▸ WHAT THIS TASK INVOLVES: When the word "reductase" shows up in a line of the data below, copy that whole line.

▸ DATA FOR THE TASK:

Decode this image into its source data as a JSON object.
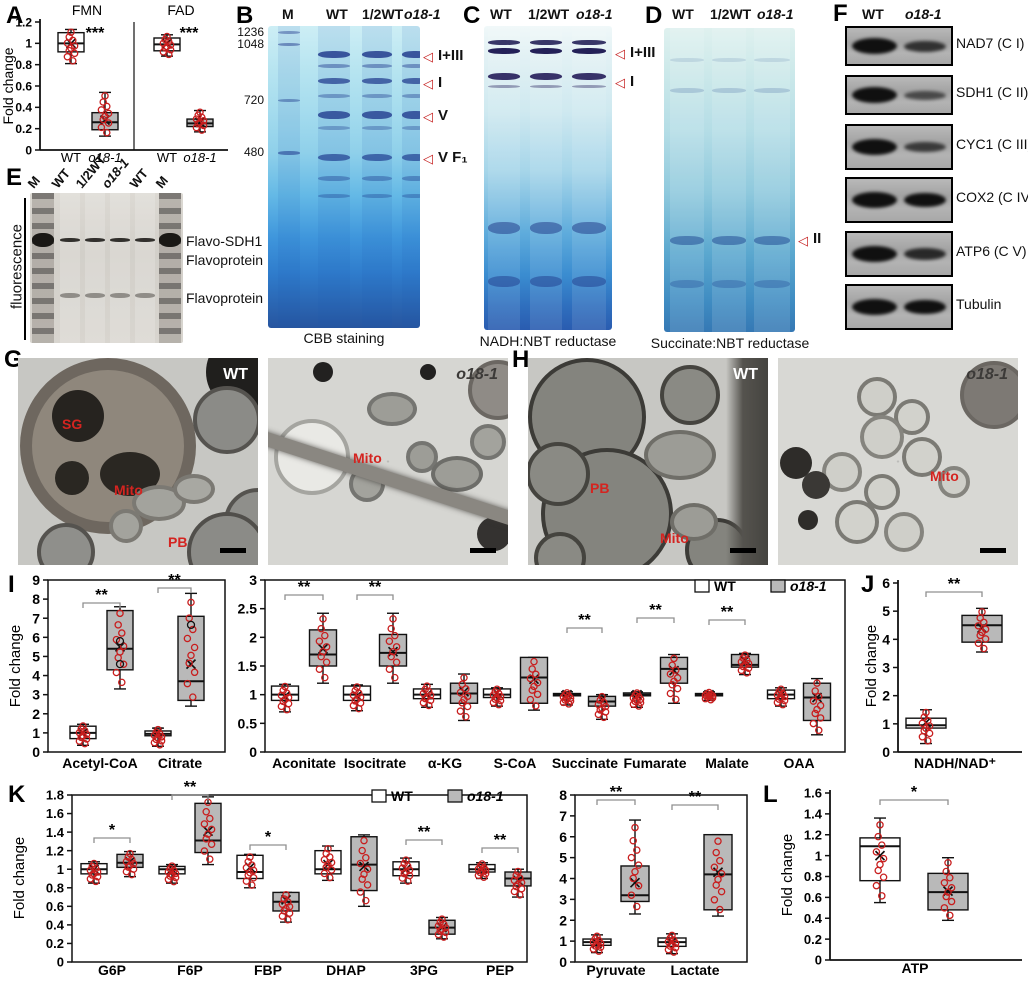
{
  "panels": {
    "A": "A",
    "B": "B",
    "C": "C",
    "D": "D",
    "E": "E",
    "F": "F",
    "G": "G",
    "H": "H",
    "I": "I",
    "J": "J",
    "K": "K",
    "L": "L"
  },
  "colors": {
    "accent_red": "#c81e1e",
    "box_gray": "#b9b9b9",
    "box_white": "#ffffff",
    "sig_bracket": "#909090",
    "gel_blue": "#2a6fc0"
  },
  "legend": {
    "wt": "WT",
    "mut": "o18-1"
  },
  "gelB": {
    "lanes": [
      "M",
      "WT",
      "1/2WT",
      "o18-1"
    ],
    "marker_labels": [
      "1236",
      "1048",
      "720",
      "480"
    ],
    "band_labels": [
      "I+III",
      "I",
      "V",
      "V F₁"
    ],
    "caption": "CBB staining"
  },
  "gelC": {
    "lanes": [
      "WT",
      "1/2WT",
      "o18-1"
    ],
    "band_labels": [
      "I+III",
      "I"
    ],
    "caption": "NADH:NBT reductase"
  },
  "gelD": {
    "lanes": [
      "WT",
      "1/2WT",
      "o18-1"
    ],
    "band_labels": [
      "II"
    ],
    "caption": "Succinate:NBT reductase"
  },
  "gelE": {
    "side_label": "fluorescence",
    "lanes": [
      "M",
      "WT",
      "1/2WT",
      "o18-1",
      "WT",
      "M"
    ],
    "band_labels": [
      "Flavo-SDH1",
      "Flavoprotein",
      "Flavoprotein"
    ]
  },
  "blotsF": {
    "lanes": [
      "WT",
      "o18-1"
    ],
    "rows": [
      {
        "label": "NAD7 (C I)",
        "wt": 1.0,
        "mut": 0.6
      },
      {
        "label": "SDH1 (C II)",
        "wt": 1.0,
        "mut": 0.32
      },
      {
        "label": "CYC1 (C III)",
        "wt": 1.0,
        "mut": 0.5
      },
      {
        "label": "COX2 (C IV)",
        "wt": 1.0,
        "mut": 1.0
      },
      {
        "label": "ATP6 (C V)",
        "wt": 1.0,
        "mut": 0.7
      },
      {
        "label": "Tubulin",
        "wt": 1.0,
        "mut": 1.0
      }
    ]
  },
  "emG": {
    "images": [
      {
        "tag": "WT",
        "labels": [
          "SG",
          "Mito",
          "PB"
        ]
      },
      {
        "tag": "o18-1",
        "labels": [
          "Mito"
        ]
      }
    ]
  },
  "emH": {
    "images": [
      {
        "tag": "WT",
        "labels": [
          "PB",
          "Mito"
        ]
      },
      {
        "tag": "o18-1",
        "labels": [
          "Mito"
        ]
      }
    ]
  },
  "chart_data": [
    {
      "id": "A",
      "type": "box",
      "ylabel": "Fold change",
      "ymin": 0,
      "ymax": 1.2,
      "yticks": [
        [
          0,
          "0"
        ],
        [
          0.2,
          "0.2"
        ],
        [
          0.4,
          "0.4"
        ],
        [
          0.6,
          "0.6"
        ],
        [
          0.8,
          "0.8"
        ],
        [
          1,
          "1"
        ],
        [
          1.2,
          "1.2"
        ]
      ],
      "panels": [
        {
          "title": "FMN",
          "sig": "***",
          "boxes": [
            {
              "label": "WT",
              "fill": "wt",
              "lo": 0.81,
              "q1": 0.92,
              "med": 1.0,
              "q3": 1.1,
              "hi": 1.13,
              "mean": 1.0
            },
            {
              "label": "o18-1",
              "fill": "mut",
              "lo": 0.13,
              "q1": 0.19,
              "med": 0.26,
              "q3": 0.35,
              "hi": 0.54,
              "mean": 0.28
            }
          ]
        },
        {
          "title": "FAD",
          "sig": "***",
          "boxes": [
            {
              "label": "WT",
              "fill": "wt",
              "lo": 0.88,
              "q1": 0.93,
              "med": 0.99,
              "q3": 1.05,
              "hi": 1.08,
              "mean": 1.0
            },
            {
              "label": "o18-1",
              "fill": "mut",
              "lo": 0.17,
              "q1": 0.22,
              "med": 0.25,
              "q3": 0.29,
              "hi": 0.37,
              "mean": 0.26
            }
          ]
        }
      ]
    },
    {
      "id": "I1",
      "type": "box",
      "ylabel": "Fold change",
      "ymin": 0,
      "ymax": 9,
      "yticks": [
        [
          0,
          "0"
        ],
        [
          1,
          "1"
        ],
        [
          2,
          "2"
        ],
        [
          3,
          "3"
        ],
        [
          4,
          "4"
        ],
        [
          5,
          "5"
        ],
        [
          6,
          "6"
        ],
        [
          7,
          "7"
        ],
        [
          8,
          "8"
        ],
        [
          9,
          "9"
        ]
      ],
      "categories": [
        {
          "label": "Acetyl-CoA",
          "sig": "**",
          "wt": {
            "lo": 0.35,
            "q1": 0.7,
            "med": 1.0,
            "q3": 1.35,
            "hi": 1.45,
            "mean": 1.0
          },
          "mut": {
            "lo": 3.3,
            "q1": 4.3,
            "med": 5.4,
            "q3": 7.4,
            "hi": 7.6,
            "mean": 5.5,
            "outliers": [
              5.8,
              4.6
            ]
          }
        },
        {
          "label": "Citrate",
          "sig": "**",
          "wt": {
            "lo": 0.3,
            "q1": 0.85,
            "med": 0.95,
            "q3": 1.1,
            "hi": 1.25,
            "mean": 1.05
          },
          "mut": {
            "lo": 2.4,
            "q1": 2.7,
            "med": 3.7,
            "q3": 7.1,
            "hi": 8.3,
            "mean": 4.6,
            "outliers": [
              6.65
            ]
          }
        }
      ]
    },
    {
      "id": "I2",
      "type": "box",
      "ylabel": "",
      "ymin": 0,
      "ymax": 3,
      "legend": true,
      "yticks": [
        [
          0,
          "0"
        ],
        [
          0.5,
          "0.5"
        ],
        [
          1,
          "1"
        ],
        [
          1.5,
          "1.5"
        ],
        [
          2,
          "2"
        ],
        [
          2.5,
          "2.5"
        ],
        [
          3,
          "3"
        ]
      ],
      "categories": [
        {
          "label": "Aconitate",
          "sig": "**",
          "wt": {
            "lo": 0.7,
            "q1": 0.9,
            "med": 1.0,
            "q3": 1.15,
            "hi": 1.18,
            "mean": 0.97
          },
          "mut": {
            "lo": 1.2,
            "q1": 1.5,
            "med": 1.7,
            "q3": 2.13,
            "hi": 2.42,
            "mean": 1.8
          }
        },
        {
          "label": "Isocitrate",
          "sig": "**",
          "wt": {
            "lo": 0.72,
            "q1": 0.9,
            "med": 1.0,
            "q3": 1.15,
            "hi": 1.17,
            "mean": 0.98
          },
          "mut": {
            "lo": 1.2,
            "q1": 1.5,
            "med": 1.73,
            "q3": 2.05,
            "hi": 2.42,
            "mean": 1.75
          }
        },
        {
          "label": "α-KG",
          "sig": null,
          "wt": {
            "lo": 0.78,
            "q1": 0.93,
            "med": 1.0,
            "q3": 1.1,
            "hi": 1.18,
            "mean": 1.0
          },
          "mut": {
            "lo": 0.55,
            "q1": 0.85,
            "med": 1.02,
            "q3": 1.2,
            "hi": 1.36,
            "mean": 1.05
          }
        },
        {
          "label": "S-CoA",
          "sig": null,
          "wt": {
            "lo": 0.8,
            "q1": 0.95,
            "med": 1.0,
            "q3": 1.1,
            "hi": 1.12,
            "mean": 1.03
          },
          "mut": {
            "lo": 0.73,
            "q1": 0.85,
            "med": 1.3,
            "q3": 1.65,
            "hi": 1.65,
            "mean": 1.27
          }
        },
        {
          "label": "Succinate",
          "sig": "**",
          "wt": {
            "lo": 0.82,
            "q1": 0.98,
            "med": 1.0,
            "q3": 1.02,
            "hi": 1.05,
            "mean": 1.0
          },
          "mut": {
            "lo": 0.57,
            "q1": 0.8,
            "med": 0.88,
            "q3": 0.97,
            "hi": 1.0,
            "mean": 0.93
          }
        },
        {
          "label": "Fumarate",
          "sig": "**",
          "wt": {
            "lo": 0.78,
            "q1": 0.98,
            "med": 1.0,
            "q3": 1.03,
            "hi": 1.05,
            "mean": 1.0
          },
          "mut": {
            "lo": 0.85,
            "q1": 1.2,
            "med": 1.45,
            "q3": 1.65,
            "hi": 1.7,
            "mean": 1.42
          }
        },
        {
          "label": "Malate",
          "sig": "**",
          "wt": {
            "lo": 0.9,
            "q1": 0.98,
            "med": 1.0,
            "q3": 1.02,
            "hi": 1.05,
            "mean": 1.0
          },
          "mut": {
            "lo": 1.35,
            "q1": 1.48,
            "med": 1.52,
            "q3": 1.7,
            "hi": 1.72,
            "mean": 1.6
          }
        },
        {
          "label": "OAA",
          "sig": null,
          "wt": {
            "lo": 0.8,
            "q1": 0.93,
            "med": 1.0,
            "q3": 1.08,
            "hi": 1.12,
            "mean": 1.0
          },
          "mut": {
            "lo": 0.3,
            "q1": 0.55,
            "med": 0.95,
            "q3": 1.2,
            "hi": 1.28,
            "mean": 0.95
          }
        }
      ]
    },
    {
      "id": "J",
      "type": "box",
      "ylabel": "Fold change",
      "ymin": 0,
      "ymax": 6,
      "yticks": [
        [
          0,
          "0"
        ],
        [
          1,
          "1"
        ],
        [
          2,
          "2"
        ],
        [
          3,
          "3"
        ],
        [
          4,
          "4"
        ],
        [
          5,
          "5"
        ],
        [
          6,
          "6"
        ]
      ],
      "categories": [
        {
          "label": "NADH/NAD⁺",
          "sig": "**",
          "wt": {
            "lo": 0.3,
            "q1": 0.85,
            "med": 0.95,
            "q3": 1.2,
            "hi": 1.5,
            "mean": 1.05
          },
          "mut": {
            "lo": 3.55,
            "q1": 3.9,
            "med": 4.5,
            "q3": 4.85,
            "hi": 5.1,
            "mean": 4.4
          }
        }
      ]
    },
    {
      "id": "K1",
      "type": "box",
      "ylabel": "Fold change",
      "ymin": 0,
      "ymax": 1.8,
      "legend": true,
      "yticks": [
        [
          0,
          "0"
        ],
        [
          0.2,
          "0.2"
        ],
        [
          0.4,
          "0.4"
        ],
        [
          0.6,
          "0.6"
        ],
        [
          0.8,
          "0.8"
        ],
        [
          1,
          "1"
        ],
        [
          1.2,
          "1.2"
        ],
        [
          1.4,
          "1.4"
        ],
        [
          1.6,
          "1.6"
        ],
        [
          1.8,
          "1.8"
        ]
      ],
      "categories": [
        {
          "label": "G6P",
          "sig": "*",
          "wt": {
            "lo": 0.85,
            "q1": 0.95,
            "med": 1.0,
            "q3": 1.06,
            "hi": 1.08,
            "mean": 1.0
          },
          "mut": {
            "lo": 0.92,
            "q1": 1.02,
            "med": 1.07,
            "q3": 1.16,
            "hi": 1.19,
            "mean": 1.08
          }
        },
        {
          "label": "F6P",
          "sig": "**",
          "wt": {
            "lo": 0.85,
            "q1": 0.95,
            "med": 1.0,
            "q3": 1.03,
            "hi": 1.05,
            "mean": 1.0
          },
          "mut": {
            "lo": 1.05,
            "q1": 1.18,
            "med": 1.31,
            "q3": 1.71,
            "hi": 1.78,
            "mean": 1.41
          }
        },
        {
          "label": "FBP",
          "sig": "*",
          "wt": {
            "lo": 0.8,
            "q1": 0.9,
            "med": 0.97,
            "q3": 1.15,
            "hi": 1.16,
            "mean": 1.02
          },
          "mut": {
            "lo": 0.43,
            "q1": 0.55,
            "med": 0.65,
            "q3": 0.75,
            "hi": 0.75,
            "mean": 0.67
          }
        },
        {
          "label": "DHAP",
          "sig": null,
          "wt": {
            "lo": 0.88,
            "q1": 0.95,
            "med": 1.0,
            "q3": 1.2,
            "hi": 1.25,
            "mean": 1.05
          },
          "mut": {
            "lo": 0.6,
            "q1": 0.77,
            "med": 1.05,
            "q3": 1.35,
            "hi": 1.37,
            "mean": 1.03
          }
        },
        {
          "label": "3PG",
          "sig": "**",
          "wt": {
            "lo": 0.85,
            "q1": 0.93,
            "med": 1.0,
            "q3": 1.08,
            "hi": 1.12,
            "mean": 1.0
          },
          "mut": {
            "lo": 0.25,
            "q1": 0.3,
            "med": 0.37,
            "q3": 0.45,
            "hi": 0.48,
            "mean": 0.37
          }
        },
        {
          "label": "PEP",
          "sig": "**",
          "wt": {
            "lo": 0.9,
            "q1": 0.97,
            "med": 1.0,
            "q3": 1.05,
            "hi": 1.07,
            "mean": 1.0
          },
          "mut": {
            "lo": 0.7,
            "q1": 0.82,
            "med": 0.9,
            "q3": 0.97,
            "hi": 1.0,
            "mean": 0.88
          }
        }
      ]
    },
    {
      "id": "K2",
      "type": "box",
      "ylabel": "",
      "ymin": 0,
      "ymax": 8,
      "yticks": [
        [
          0,
          "0"
        ],
        [
          1,
          "1"
        ],
        [
          2,
          "2"
        ],
        [
          3,
          "3"
        ],
        [
          4,
          "4"
        ],
        [
          5,
          "5"
        ],
        [
          6,
          "6"
        ],
        [
          7,
          "7"
        ],
        [
          8,
          "8"
        ]
      ],
      "categories": [
        {
          "label": "Pyruvate",
          "sig": "**",
          "wt": {
            "lo": 0.45,
            "q1": 0.8,
            "med": 0.95,
            "q3": 1.1,
            "hi": 1.3,
            "mean": 0.9
          },
          "mut": {
            "lo": 2.3,
            "q1": 2.9,
            "med": 3.2,
            "q3": 4.6,
            "hi": 6.8,
            "mean": 3.8
          }
        },
        {
          "label": "Lactate",
          "sig": "**",
          "wt": {
            "lo": 0.4,
            "q1": 0.75,
            "med": 0.95,
            "q3": 1.15,
            "hi": 1.35,
            "mean": 0.95
          },
          "mut": {
            "lo": 2.2,
            "q1": 2.5,
            "med": 4.2,
            "q3": 6.1,
            "hi": 6.1,
            "mean": 4.3
          }
        }
      ]
    },
    {
      "id": "L",
      "type": "box",
      "ylabel": "Fold change",
      "ymin": 0,
      "ymax": 1.6,
      "yticks": [
        [
          0,
          "0"
        ],
        [
          0.2,
          "0.2"
        ],
        [
          0.4,
          "0.4"
        ],
        [
          0.6,
          "0.6"
        ],
        [
          0.8,
          "0.8"
        ],
        [
          1,
          "1"
        ],
        [
          1.2,
          "1.2"
        ],
        [
          1.4,
          "1.4"
        ],
        [
          1.6,
          "1.6"
        ]
      ],
      "categories": [
        {
          "label": "ATP",
          "sig": "*",
          "wt": {
            "lo": 0.55,
            "q1": 0.76,
            "med": 1.09,
            "q3": 1.17,
            "hi": 1.36,
            "mean": 1.0
          },
          "mut": {
            "lo": 0.38,
            "q1": 0.48,
            "med": 0.65,
            "q3": 0.83,
            "hi": 0.98,
            "mean": 0.66
          }
        }
      ]
    }
  ]
}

▸ SOLUTION BELOW:
    "caption": "NADH:NBT reductase"
    "caption": "Succinate:NBT reductase"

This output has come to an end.